--- Begin PROVIDED RECORDS ---
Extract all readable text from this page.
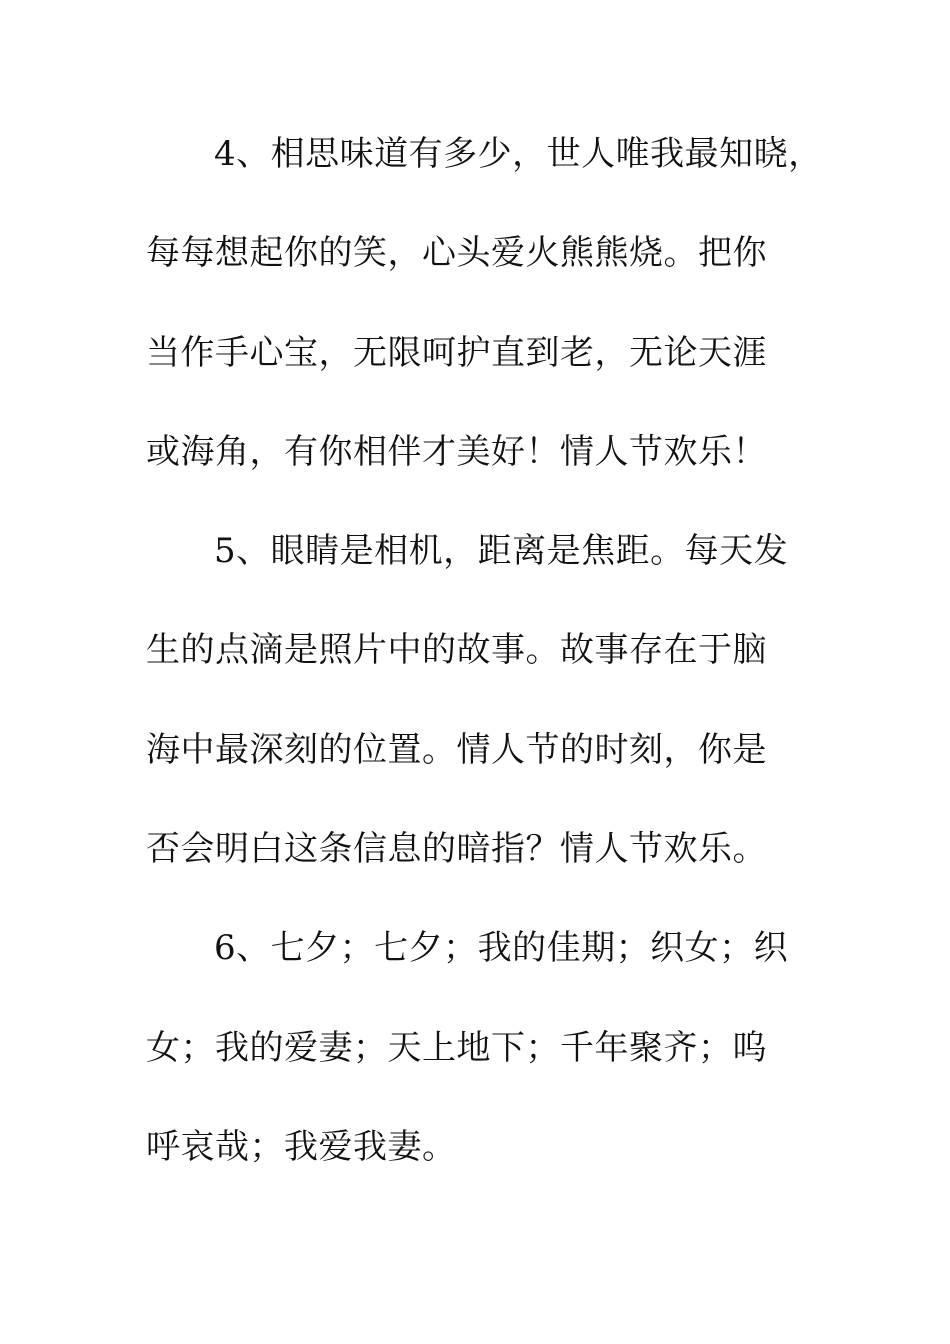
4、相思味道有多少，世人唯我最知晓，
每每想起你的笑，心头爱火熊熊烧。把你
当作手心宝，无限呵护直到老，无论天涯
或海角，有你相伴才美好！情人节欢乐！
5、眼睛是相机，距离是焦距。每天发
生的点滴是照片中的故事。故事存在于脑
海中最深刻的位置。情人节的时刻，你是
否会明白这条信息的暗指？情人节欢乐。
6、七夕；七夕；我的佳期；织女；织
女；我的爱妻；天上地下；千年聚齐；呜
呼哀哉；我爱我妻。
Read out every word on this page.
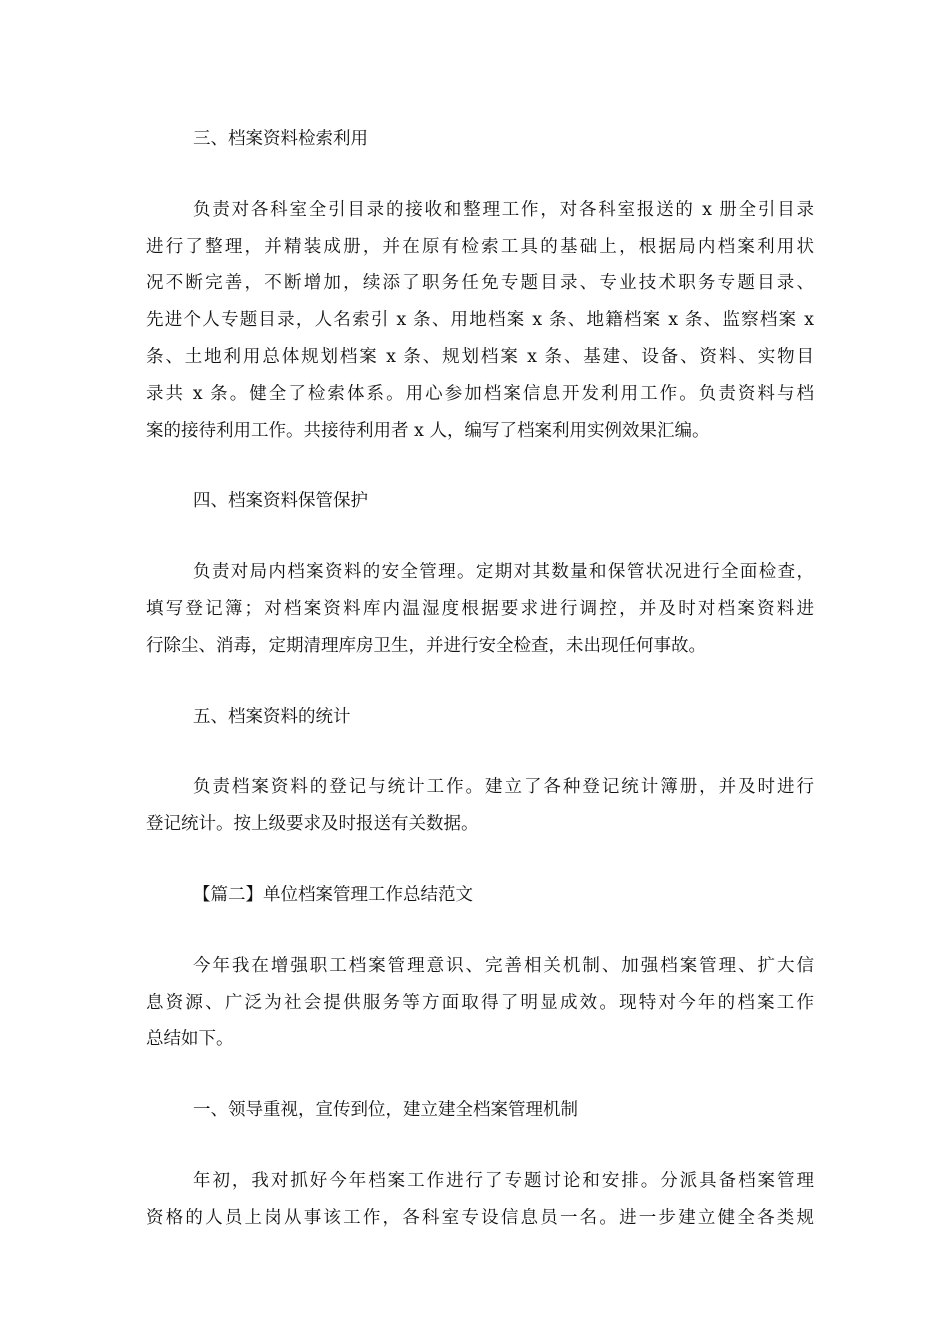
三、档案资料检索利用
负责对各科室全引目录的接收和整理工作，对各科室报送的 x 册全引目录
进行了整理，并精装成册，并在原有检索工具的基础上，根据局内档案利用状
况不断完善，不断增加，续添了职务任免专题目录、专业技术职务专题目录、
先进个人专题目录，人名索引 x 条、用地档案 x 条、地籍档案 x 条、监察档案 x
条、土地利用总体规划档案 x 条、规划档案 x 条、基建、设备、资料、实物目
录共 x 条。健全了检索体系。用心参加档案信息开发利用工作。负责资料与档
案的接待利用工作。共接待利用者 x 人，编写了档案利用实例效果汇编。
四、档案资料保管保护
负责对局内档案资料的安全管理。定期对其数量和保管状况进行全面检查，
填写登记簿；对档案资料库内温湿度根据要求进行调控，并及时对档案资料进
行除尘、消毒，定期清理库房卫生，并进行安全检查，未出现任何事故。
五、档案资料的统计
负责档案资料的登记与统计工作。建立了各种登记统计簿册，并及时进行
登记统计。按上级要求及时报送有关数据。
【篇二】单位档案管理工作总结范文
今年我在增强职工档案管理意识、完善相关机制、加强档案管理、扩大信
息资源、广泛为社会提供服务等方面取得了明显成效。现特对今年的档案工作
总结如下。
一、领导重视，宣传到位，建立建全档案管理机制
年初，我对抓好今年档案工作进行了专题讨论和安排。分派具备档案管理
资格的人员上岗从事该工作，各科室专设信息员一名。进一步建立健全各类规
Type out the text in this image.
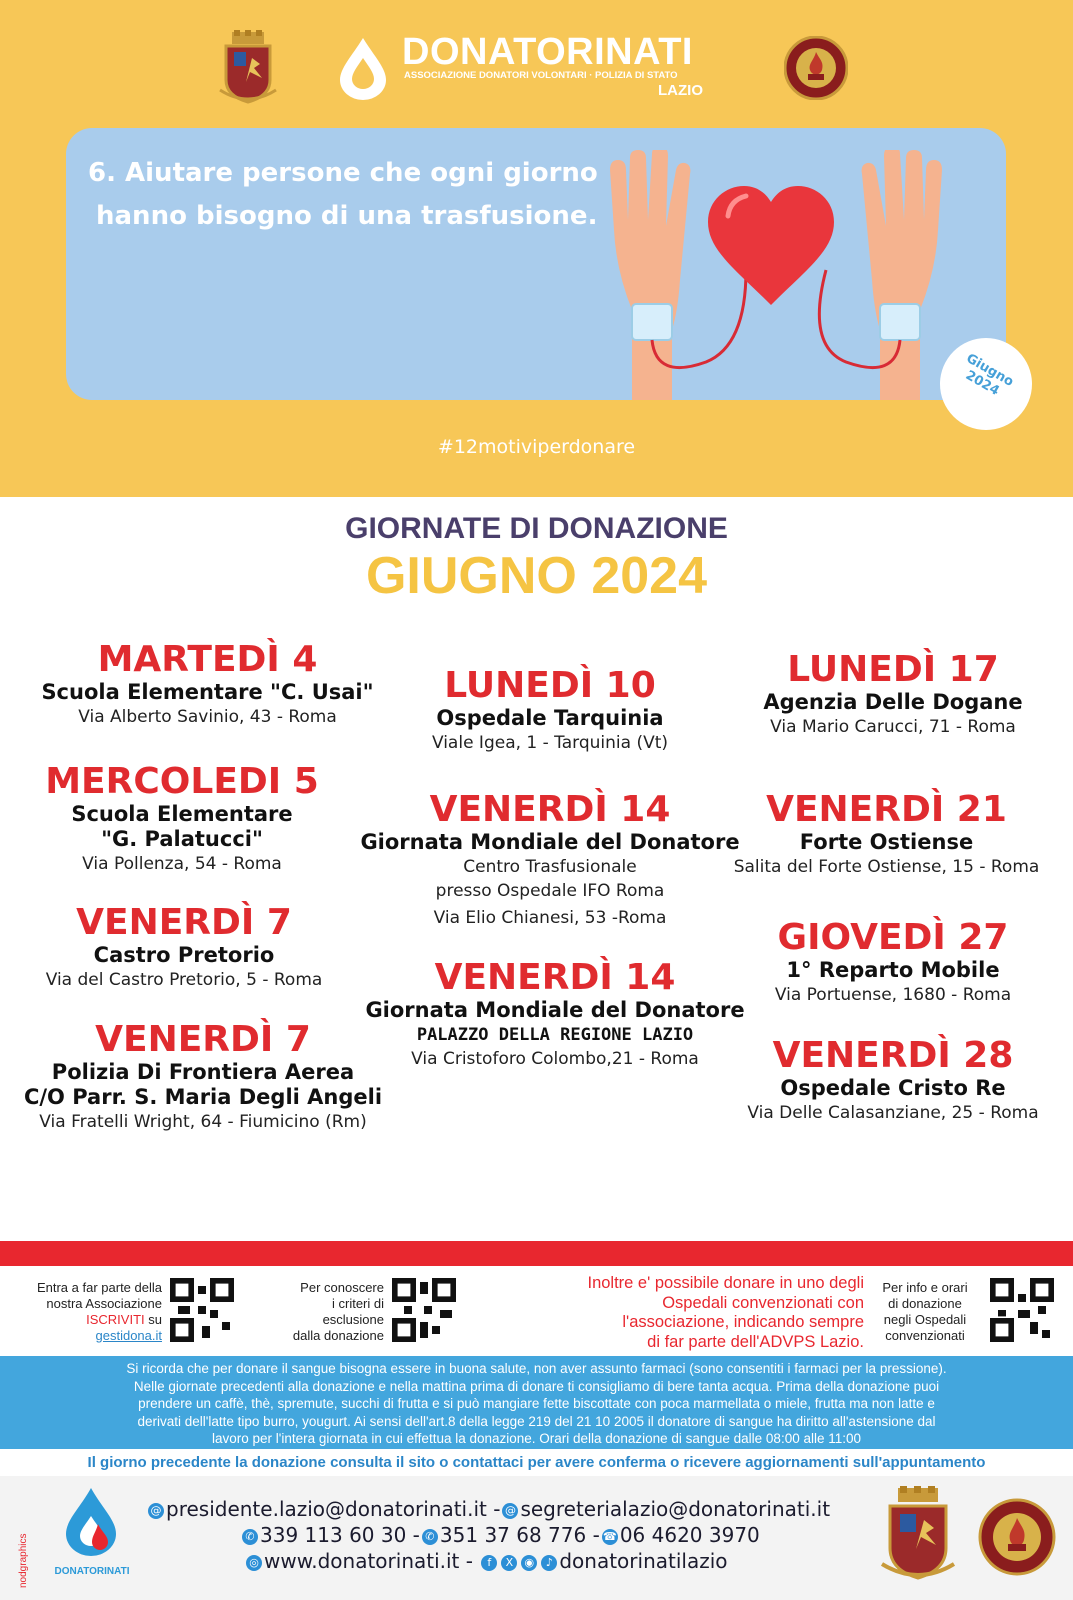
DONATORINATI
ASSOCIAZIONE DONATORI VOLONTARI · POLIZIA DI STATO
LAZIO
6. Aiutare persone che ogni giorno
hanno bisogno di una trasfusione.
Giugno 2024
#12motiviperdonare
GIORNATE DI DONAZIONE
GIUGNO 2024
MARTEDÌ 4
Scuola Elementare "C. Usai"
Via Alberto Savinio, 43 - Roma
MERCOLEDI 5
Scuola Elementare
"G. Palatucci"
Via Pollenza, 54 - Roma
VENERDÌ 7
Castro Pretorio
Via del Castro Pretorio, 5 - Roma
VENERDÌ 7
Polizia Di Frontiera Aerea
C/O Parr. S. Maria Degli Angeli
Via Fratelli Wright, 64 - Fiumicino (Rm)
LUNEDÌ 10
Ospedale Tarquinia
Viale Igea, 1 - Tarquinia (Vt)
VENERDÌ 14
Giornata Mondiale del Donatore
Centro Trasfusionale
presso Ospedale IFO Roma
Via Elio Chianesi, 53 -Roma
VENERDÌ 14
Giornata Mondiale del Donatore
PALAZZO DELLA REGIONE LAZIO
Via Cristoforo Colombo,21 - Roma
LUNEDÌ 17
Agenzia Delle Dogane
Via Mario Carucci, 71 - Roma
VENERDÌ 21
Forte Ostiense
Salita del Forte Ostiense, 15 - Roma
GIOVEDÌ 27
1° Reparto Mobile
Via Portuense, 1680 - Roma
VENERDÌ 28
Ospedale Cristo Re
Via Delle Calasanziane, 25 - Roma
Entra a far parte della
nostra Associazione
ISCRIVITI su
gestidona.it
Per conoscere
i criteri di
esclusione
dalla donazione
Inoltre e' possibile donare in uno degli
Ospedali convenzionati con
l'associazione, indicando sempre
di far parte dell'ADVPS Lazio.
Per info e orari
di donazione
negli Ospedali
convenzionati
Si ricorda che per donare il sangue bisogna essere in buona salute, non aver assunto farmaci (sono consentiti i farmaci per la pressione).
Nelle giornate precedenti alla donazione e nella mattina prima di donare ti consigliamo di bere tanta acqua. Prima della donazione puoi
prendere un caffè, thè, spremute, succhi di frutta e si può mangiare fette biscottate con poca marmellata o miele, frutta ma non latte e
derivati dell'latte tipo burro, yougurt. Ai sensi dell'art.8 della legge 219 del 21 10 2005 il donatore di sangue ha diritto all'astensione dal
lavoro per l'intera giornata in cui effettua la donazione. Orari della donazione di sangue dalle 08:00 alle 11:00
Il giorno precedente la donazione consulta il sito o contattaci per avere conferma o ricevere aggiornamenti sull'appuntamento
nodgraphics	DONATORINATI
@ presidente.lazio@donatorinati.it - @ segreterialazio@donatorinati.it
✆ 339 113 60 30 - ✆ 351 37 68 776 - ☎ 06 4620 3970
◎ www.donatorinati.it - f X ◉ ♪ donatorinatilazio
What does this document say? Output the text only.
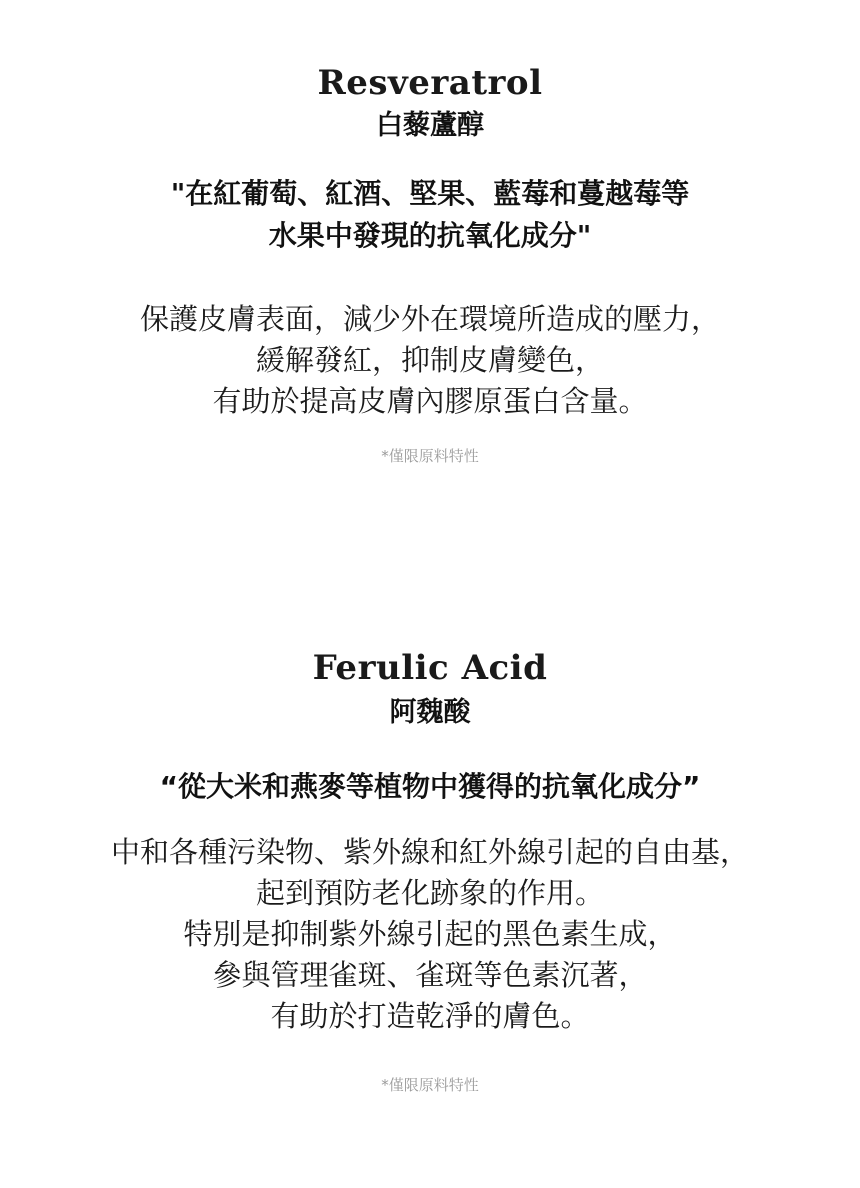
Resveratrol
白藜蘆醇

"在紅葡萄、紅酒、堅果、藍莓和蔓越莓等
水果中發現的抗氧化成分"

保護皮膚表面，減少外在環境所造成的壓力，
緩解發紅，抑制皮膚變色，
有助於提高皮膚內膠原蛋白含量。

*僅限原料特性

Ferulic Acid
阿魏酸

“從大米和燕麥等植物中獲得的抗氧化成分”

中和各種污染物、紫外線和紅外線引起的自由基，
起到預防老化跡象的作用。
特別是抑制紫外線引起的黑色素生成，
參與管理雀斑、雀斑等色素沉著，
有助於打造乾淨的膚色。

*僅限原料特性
--- End PROVIDED RECORDS ---
Please list every line of the records that contains "page".

#### THE COMPLETED TASK
Extract all readable text from this page.
Read out every word on this page.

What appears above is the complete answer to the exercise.